Task to complete:
Reproduce the listing below exactly, minus its pictures.

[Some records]

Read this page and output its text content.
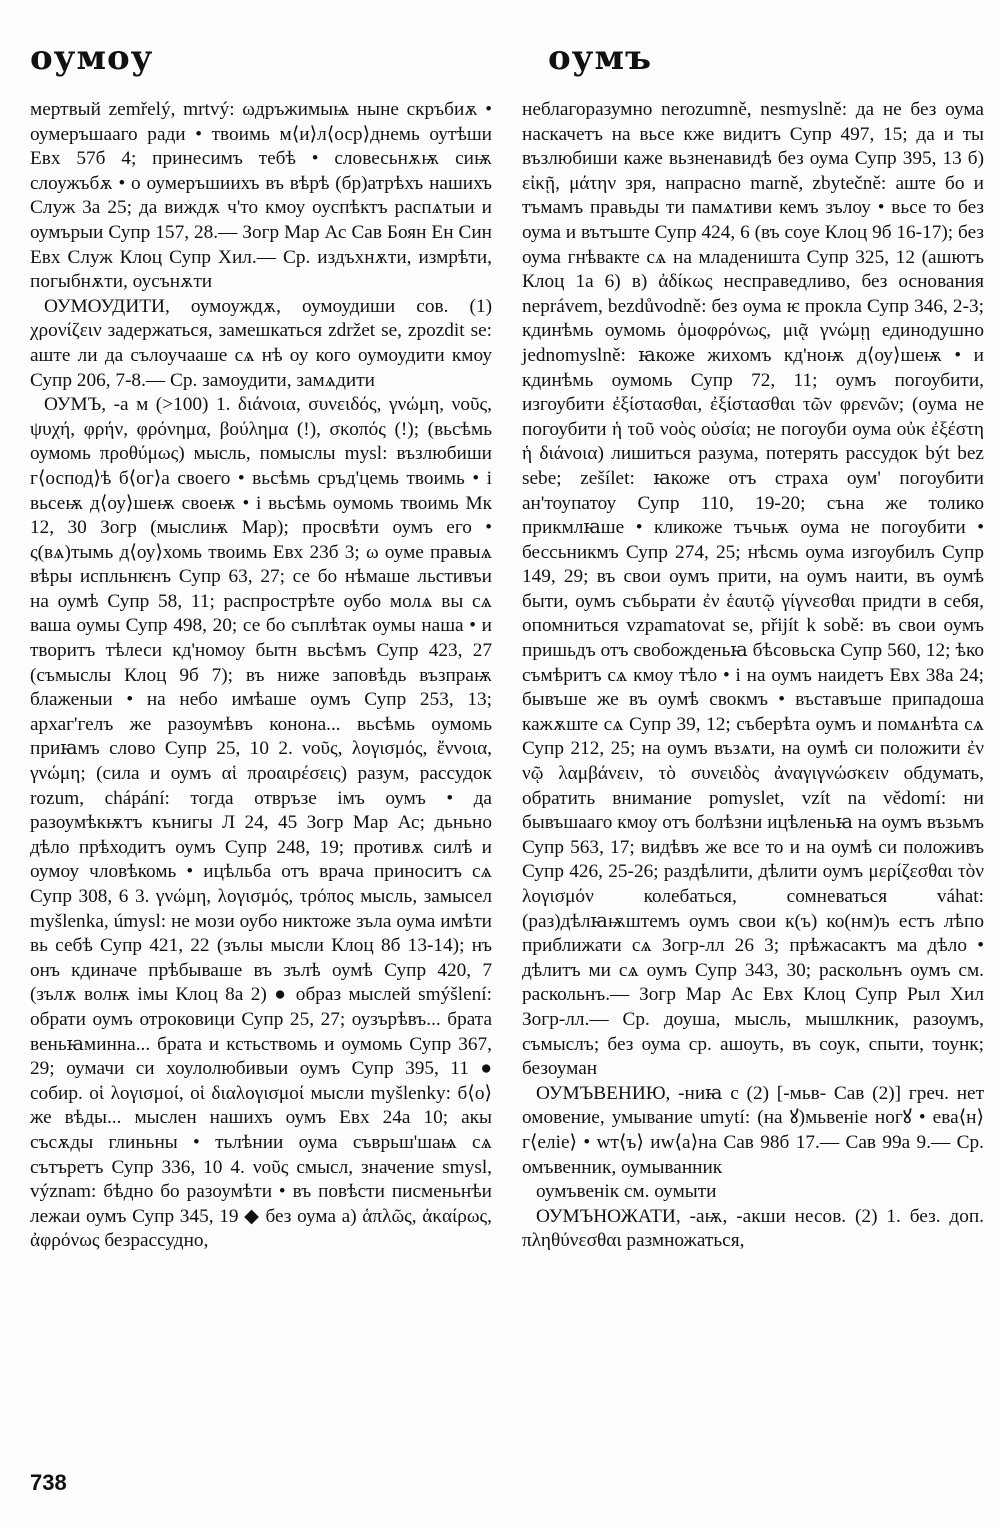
оумоу	оумъ

мертвый zemřelý, mrtvý: ωдръжимыѩ ныне скръбиѫ • оумеръшааго ради • твоимь м⟨и⟩л⟨оср⟩днемь оутѣши Евх 57б 4; принесимъ тебѣ • словесьнѫѭ сиѭ слоужъбѫ • о оумеръшиихъ въ вѣрѣ (бр)атрѣхъ нашихъ Служ 3а 25; да виждѫ ч'то кмоу оуспѣктъ распѧтыи и оумърыи Супр 157, 28.— Зогр Мар Ас Сав Боян Ен Син Евх Служ Клоц Супр Хил.— Ср. издъхнѫти, измрѣти, погыбнѫти, оусънѫти

ОУМОУДИТИ, оумоуждѫ, оумоудиши сов. (1) χρονίζειν задержаться, замешкаться zdržet se, zpozdit se: аште ли да сълоучааше сѧ нѣ оу кого оумоудити кмоу Супр 206, 7-8.— Ср. замоудити, замѧдити

ОУМЪ, -а м (>100) 1. διάνοια, συνειδός, γνώμη, νοῦς, ψυχή, φρήν, φρόνημα, βούλημα (!), σκοπός (!); (вьсѣмь оумомь προθύμως) мысль, помыслы mysl: възлюбиши г⟨оспод⟩ѣ б⟨ог⟩а своего • вьсѣмь сръд'цемь твоимь • і вьсеѭ д⟨оу⟩шеѭ своеѭ • і вьсѣмь оумомь твоимь Мк 12, 30 Зогр (мыслиѭ Мар); просвѣти оумъ его • ς(вѧ)тымь д⟨оу⟩хомь твоимь Евх 23б 3; ω оуме правыѧ вѣры испльнѥнъ Супр 63, 27; се бо нѣмаше льстивъи на оумѣ Супр 58, 11; распрострѣте оубо молѧ вы сѧ ваша оумы Супр 498, 20; се бо съплѣтак оумы наша • и творитъ тѣлеси кд'номоу бытн вьсѣмъ Супр 423, 27 (съмыслы Клоц 9б 7); въ ниже заповѣдь възпраѭ блаженыи • на небо имѣаше оумъ Супр 253, 13; архаг'гелъ же разоумѣвъ конона... вьсѣмь оумомь приꙗмъ слово Супр 25, 10 2. νοῦς, λογισμός, ἔννοια, γνώμη; (сила и оумъ αἱ προαιρέσεις) разум, рассудок rozum, chápání: тогда отвръзе імъ оумъ • да разоумѣкѭтъ кънигы Л 24, 45 Зогр Мар Ас; дьньно дѣло прѣходитъ оумъ Супр 248, 19; противѫ силѣ и оумоу чловѣкомь • ицѣльба отъ врача приноситъ сѧ Супр 308, 6 3. γνώμη, λογισμός, τρόπος мысль, замысел myšlenka, úmysl: не мози оубо никтоже зъла оума имѣти вь себѣ Супр 421, 22 (зълы мысли Клоц 8б 13-14); нъ онъ кдиначе прѣбываше въ зълѣ оумѣ Супр 420, 7 (зълѫ волѭ імы Клоц 8а 2) ● образ мыслей smýšlení: обрати оумъ отроковици Супр 25, 27; оузърѣвъ... брата веньꙗминна... брата и кстьствомь и оумомь Супр 367, 29; оумачи си хоулолюбивыи оумъ Супр 395, 11 ● собир. οἱ λογισμοί, οἱ διαλογισμοί мысли myšlenky: б⟨о⟩же вѣды... мыслен нашихъ оумъ Евх 24а 10; акы съсѫды глиньны • тьлѣнии оума съврьш'шаѩ сѧ сътъретъ Супр 336, 10 4. νοῦς смысл, значение smysl, význam: бѣдно бо разоумѣти • въ повѣсти писменьнѣи лежаи оумъ Супр 345, 19 ◆ без оума а) ἁπλῶς, ἀκαίρως, ἀφρόνως безрассудно,

неблагоразумно nerozumně, nesmyslně: да не без оума наскачетъ на вьсе кже видитъ Супр 497, 15; да и ты възлюбиши каже вьзненавидѣ без оума Супр 395, 13 б) εἰκῇ, μάτην зря, напрасно marně, zbytečně: аште бо и тъмамъ правьды ти памѧтиви кемъ зълоу • вьсе то без оума и вътъште Супр 424, 6 (въ соуе Клоц 9б 16-17); без оума гнѣвакте сѧ на младеништа Супр 325, 12 (ашютъ Клоц 1а 6) в) ἀδίκως несправедливо, без основания neprávem, bezdůvodně: без оума ѥ прокла Супр 346, 2-3; кдинѣмь оумомь ὁμοφρόνως, μιᾷ γνώμῃ единодушно jednomyslně: ꙗкоже жихомъ кд'ноѭ д⟨оу⟩шеѭ • и кдинѣмь оумомь Супр 72, 11; оумъ погоубити, изгоубити ἐξίστασθαι, ἐξίστασθαι τῶν φρενῶν; (оума не погоубити ἡ τοῦ νοὸς οὐσία; не погоуби оума οὐκ ἐξέστη ἡ διάνοια) лишиться разума, потерять рассудок být bez sebe; zešílet: ꙗкоже отъ страха оум' погоубити ан'тоупатоу Супр 110, 19-20; съна же толико прикмлꙗше • кликоже тъчьѭ оума не погоубити • бессьникмъ Супр 274, 25; нѣсмь оума изгоубилъ Супр 149, 29; въ свои оумъ прити, на оумъ наити, въ оумѣ быти, оумъ събьрати ἐν ἑαυτῷ γίγνεσθαι придти в себя, опомниться vzpamatovat se, přijít k sobě: въ свои оумъ пришьдъ отъ свобожденьꙗ бѣсовьска Супр 560, 12; ѣко съмѣритъ сѧ кмоу тѣло • і на оумъ наидетъ Евх 38а 24; бывъше же въ оумѣ свокмъ • въставъше припадоша кажѫште сѧ Супр 39, 12; съберѣта оумъ и помѧнѣта сѧ Супр 212, 25; на оумъ възѧти, на оумѣ си положити ἐν νῷ λαμβάνειν, τὸ συνειδὸς ἀναγιγνώσκειν обдумать, обратить внимание pomyslet, vzít na vědomí: ни бывъшааго кмоу отъ болѣзни ицѣленьꙗ на оумъ възьмъ Супр 563, 17; видѣвъ же все то и на оумѣ си положивъ Супр 426, 25-26; раздѣлити, дѣлити оумъ μερίζεσθαι τὸν λογισμόν колебаться, сомневаться váhat: (раз)дѣлꙗѭштемъ оумъ свои к(ъ) ко(нм)ъ естъ лѣпо приближати сѧ Зогр-лл 26 3; прѣжасактъ ма дѣло • дѣлитъ ми сѧ оумъ Супр 343, 30; раскольнъ оумъ см. раскольнъ.— Зогр Мар Ас Евх Клоц Супр Рыл Хил Зогр-лл.— Ср. доуша, мысль, мышлкник, разоумъ, съмыслъ; без оума ср. ашоуть, въ соук, спыти, тоунк; безоуман

ОУМЪВЕНИЮ, -ниꙗ с (2) [-мьв- Сав (2)] греч. нет омовение, умывание umytí: (на ꙋ)мьвеніе ногꙋ • ева⟨н⟩г⟨еліе⟩ • wт⟨ъ⟩ иw⟨а⟩на Сав 98б 17.— Сав 99а 9.— Ср. омъвенник, оумыванник

оумъвенік см. оумыти

ОУМЪНОЖАТИ, -аѭ, -акши несов. (2) 1. без. доп. πληθύνεσθαι размножаться,

738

The output:
Read this page and output its text content.
оумоу	оумъ

мертвый zemřelý, mrtvý: ωдръжимыѩ ныне скръбиѫ • оумеръшааго ради • твоимь м⟨и⟩л⟨оср⟩днемь оутѣши Евх 57б 4; принесимъ тебѣ • словесьнѫѭ сиѭ слоужъбѫ • о оумеръшиихъ въ вѣрѣ (бр)атрѣхъ нашихъ Служ 3а 25; да виждѫ ч'то кмоу оуспѣктъ распѧтыи и оумърыи Супр 157, 28.— Зогр Мар Ас Сав Боян Ен Син Евх Служ Клоц Супр Хил.— Ср. издъхнѫти, измрѣти, погыбнѫти, оусънѫти

ОУМОУДИТИ, оумоуждѫ, оумоудиши сов. (1) χρονίζειν задержаться, замешкаться zdržet se, zpozdit se: аште ли да сълоучааше сѧ нѣ оу кого оумоудити кмоу Супр 206, 7-8.— Ср. замоудити, замѧдити

ОУМЪ, -а м (>100) 1. διάνοια, συνειδός, γνώμη, νοῦς, ψυχή, φρήν, φρόνημα, βούλημα (!), σκοπός (!); (вьсѣмь оумомь προθύμως) мысль, помыслы mysl: възлюбиши г⟨оспод⟩ѣ б⟨ог⟩а своего • вьсѣмь сръд'цемь твоимь • і вьсеѭ д⟨оу⟩шеѭ своеѭ • і вьсѣмь оумомь твоимь Мк 12, 30 Зогр (мыслиѭ Мар); просвѣти оумъ его • ς(вѧ)тымь д⟨оу⟩хомь твоимь Евх 23б 3; ω оуме правыѧ вѣры испльнѥнъ Супр 63, 27; се бо нѣмаше льстивъи на оумѣ Супр 58, 11; распрострѣте оубо молѧ вы сѧ ваша оумы Супр 498, 20; се бо съплѣтак оумы наша • и творитъ тѣлеси кд'номоу бытн вьсѣмъ Супр 423, 27 (съмыслы Клоц 9б 7); въ ниже заповѣдь възпраѭ блаженыи • на небо имѣаше оумъ Супр 253, 13; архаг'гелъ же разоумѣвъ конона... вьсѣмь оумомь приꙗмъ слово Супр 25, 10 2. νοῦς, λογισμός, ἔννοια, γνώμη; (сила и оумъ αἱ προαιρέσεις) разум, рассудок rozum, chápání: тогда отвръзе імъ оумъ • да разоумѣкѭтъ кънигы Л 24, 45 Зогр Мар Ас; дьньно дѣло прѣходитъ оумъ Супр 248, 19; противѫ силѣ и оумоу чловѣкомь • ицѣльба отъ врача приноситъ сѧ Супр 308, 6 3. γνώμη, λογισμός, τρόπος мысль, замысел myšlenka, úmysl: не мози оубо никтоже зъла оума имѣти вь себѣ Супр 421, 22 (зълы мысли Клоц 8б 13-14); нъ онъ кдиначе прѣбываше въ зълѣ оумѣ Супр 420, 7 (зълѫ волѭ імы Клоц 8а 2) ● образ мыслей smýšlení: обрати оумъ отроковици Супр 25, 27; оузърѣвъ... брата веньꙗминна... брата и кстьствомь и оумомь Супр 367, 29; оумачи си хоулолюбивыи оумъ Супр 395, 11 ● собир. οἱ λογισμοί, οἱ διαλογισμοί мысли myšlenky: б⟨о⟩же вѣды... мыслен нашихъ оумъ Евх 24а 10; акы съсѫды глиньны • тьлѣнии оума съврьш'шаѩ сѧ сътъретъ Супр 336, 10 4. νοῦς смысл, значение smysl, význam: бѣдно бо разоумѣти • въ повѣсти писменьнѣи лежаи оумъ Супр 345, 19 ◆ без оума а) ἁπλῶς, ἀκαίρως, ἀφρόνως безрассудно,

неблагоразумно nerozumně, nesmyslně: да не без оума наскачетъ на вьсе кже видитъ Супр 497, 15; да и ты възлюбиши каже вьзненавидѣ без оума Супр 395, 13 б) εἰκῇ, μάτην зря, напрасно marně, zbytečně: аште бо и тъмамъ правьды ти памѧтиви кемъ зълоу • вьсе то без оума и вътъште Супр 424, 6 (въ соуе Клоц 9б 16-17); без оума гнѣвакте сѧ на младеништа Супр 325, 12 (ашютъ Клоц 1а 6) в) ἀδίκως несправедливо, без основания neprávem, bezdůvodně: без оума ѥ прокла Супр 346, 2-3; кдинѣмь оумомь ὁμοφρόνως, μιᾷ γνώμῃ единодушно jednomyslně: ꙗкоже жихомъ кд'ноѭ д⟨оу⟩шеѭ • и кдинѣмь оумомь Супр 72, 11; оумъ погоубити, изгоубити ἐξίστασθαι, ἐξίστασθαι τῶν φρενῶν; (оума не погоубити ἡ τοῦ νοὸς οὐσία; не погоуби оума οὐκ ἐξέστη ἡ διάνοια) лишиться разума, потерять рассудок být bez sebe; zešílet: ꙗкоже отъ страха оум' погоубити ан'тоупатоу Супр 110, 19-20; съна же толико прикмлꙗше • кликоже тъчьѭ оума не погоубити • бессьникмъ Супр 274, 25; нѣсмь оума изгоубилъ Супр 149, 29; въ свои оумъ прити, на оумъ наити, въ оумѣ быти, оумъ събьрати ἐν ἑαυτῷ γίγνεσθαι придти в себя, опомниться vzpamatovat se, přijít k sobě: въ свои оумъ пришьдъ отъ свобожденьꙗ бѣсовьска Супр 560, 12; ѣко съмѣритъ сѧ кмоу тѣло • і на оумъ наидетъ Евх 38а 24; бывъше же въ оумѣ свокмъ • въставъше припадоша кажѫште сѧ Супр 39, 12; съберѣта оумъ и помѧнѣта сѧ Супр 212, 25; на оумъ възѧти, на оумѣ си положити ἐν νῷ λαμβάνειν, τὸ συνειδὸς ἀναγιγνώσκειν обдумать, обратить внимание pomyslet, vzít na vědomí: ни бывъшааго кмоу отъ болѣзни ицѣленьꙗ на оумъ възьмъ Супр 563, 17; видѣвъ же все то и на оумѣ си положивъ Супр 426, 25-26; раздѣлити, дѣлити оумъ μερίζεσθαι τὸν λογισμόν колебаться, сомневаться váhat: (раз)дѣлꙗѭштемъ оумъ свои к(ъ) ко(нм)ъ естъ лѣпо приближати сѧ Зогр-лл 26 3; прѣжасактъ ма дѣло • дѣлитъ ми сѧ оумъ Супр 343, 30; раскольнъ оумъ см. раскольнъ.— Зогр Мар Ас Евх Клоц Супр Рыл Хил Зогр-лл.— Ср. доуша, мысль, мышлкник, разоумъ, съмыслъ; без оума ср. ашоуть, въ соук, спыти, тоунк; безоуман

ОУМЪВЕНИЮ, -ниꙗ с (2) [-мьв- Сав (2)] греч. нет омовение, умывание umytí: (на ꙋ)мьвеніе ногꙋ • ева⟨н⟩г⟨еліе⟩ • wт⟨ъ⟩ иw⟨а⟩на Сав 98б 17.— Сав 99а 9.— Ср. омъвенник, оумыванник

оумъвенік см. оумыти

ОУМЪНОЖАТИ, -аѭ, -акши несов. (2) 1. без. доп. πληθύνεσθαι размножаться,

738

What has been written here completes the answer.